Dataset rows
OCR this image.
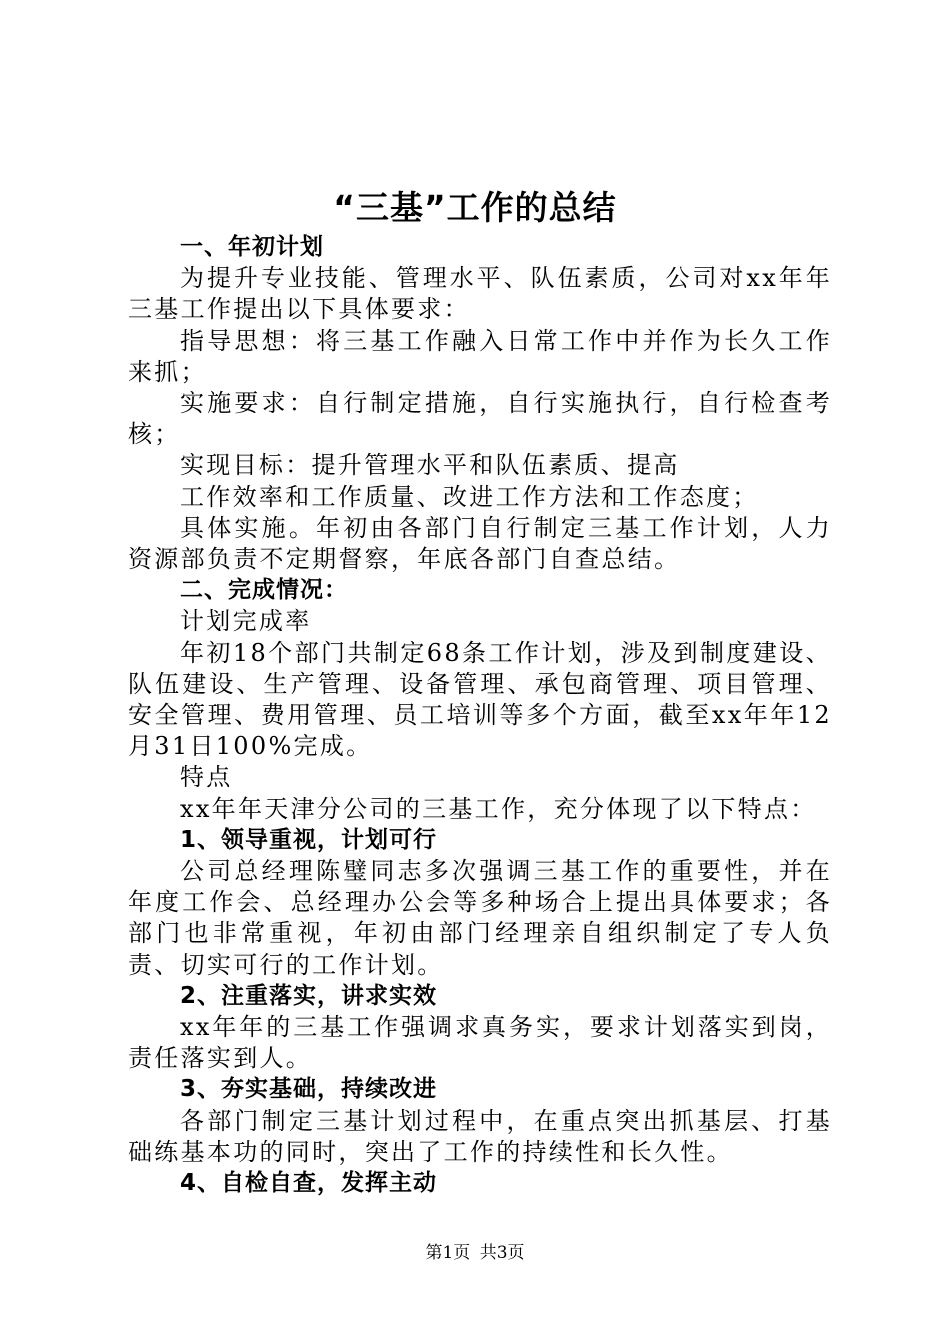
“三基”工作的总结

一、年初计划

为提升专业技能、管理水平、队伍素质，公司对xx年年三基工作提出以下具体要求：

指导思想：将三基工作融入日常工作中并作为长久工作来抓；

实施要求：自行制定措施，自行实施执行，自行检查考核；

实现目标：提升管理水平和队伍素质、提高

工作效率和工作质量、改进工作方法和工作态度；

具体实施。年初由各部门自行制定三基工作计划，人力资源部负责不定期督察，年底各部门自查总结。

二、完成情况：

计划完成率

年初18个部门共制定68条工作计划，涉及到制度建设、队伍建设、生产管理、设备管理、承包商管理、项目管理、安全管理、费用管理、员工培训等多个方面，截至xx年年12月31日100%完成。

特点

xx年年天津分公司的三基工作，充分体现了以下特点：

1、领导重视，计划可行

公司总经理陈璧同志多次强调三基工作的重要性，并在年度工作会、总经理办公会等多种场合上提出具体要求；各部门也非常重视，年初由部门经理亲自组织制定了专人负责、切实可行的工作计划。

2、注重落实，讲求实效

xx年年的三基工作强调求真务实，要求计划落实到岗，责任落实到人。

3、夯实基础，持续改进

各部门制定三基计划过程中，在重点突出抓基层、打基础练基本功的同时，突出了工作的持续性和长久性。

4、自检自查，发挥主动

第1页 共3页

## Problem requirements:
Using the data above, write out every line exactly, leaving the images behind.

## Task answer:
OCR this image.
“三基”工作的总结

一、年初计划

为提升专业技能、管理水平、队伍素质，公司对xx年年三基工作提出以下具体要求：

指导思想：将三基工作融入日常工作中并作为长久工作来抓；

实施要求：自行制定措施，自行实施执行，自行检查考核；

实现目标：提升管理水平和队伍素质、提高

工作效率和工作质量、改进工作方法和工作态度；

具体实施。年初由各部门自行制定三基工作计划，人力资源部负责不定期督察，年底各部门自查总结。

二、完成情况：

计划完成率

年初18个部门共制定68条工作计划，涉及到制度建设、队伍建设、生产管理、设备管理、承包商管理、项目管理、安全管理、费用管理、员工培训等多个方面，截至xx年年12月31日100%完成。

特点

xx年年天津分公司的三基工作，充分体现了以下特点：

1、领导重视，计划可行

公司总经理陈璧同志多次强调三基工作的重要性，并在年度工作会、总经理办公会等多种场合上提出具体要求；各部门也非常重视，年初由部门经理亲自组织制定了专人负责、切实可行的工作计划。

2、注重落实，讲求实效

xx年年的三基工作强调求真务实，要求计划落实到岗，责任落实到人。

3、夯实基础，持续改进

各部门制定三基计划过程中，在重点突出抓基层、打基础练基本功的同时，突出了工作的持续性和长久性。

4、自检自查，发挥主动

第1页 共3页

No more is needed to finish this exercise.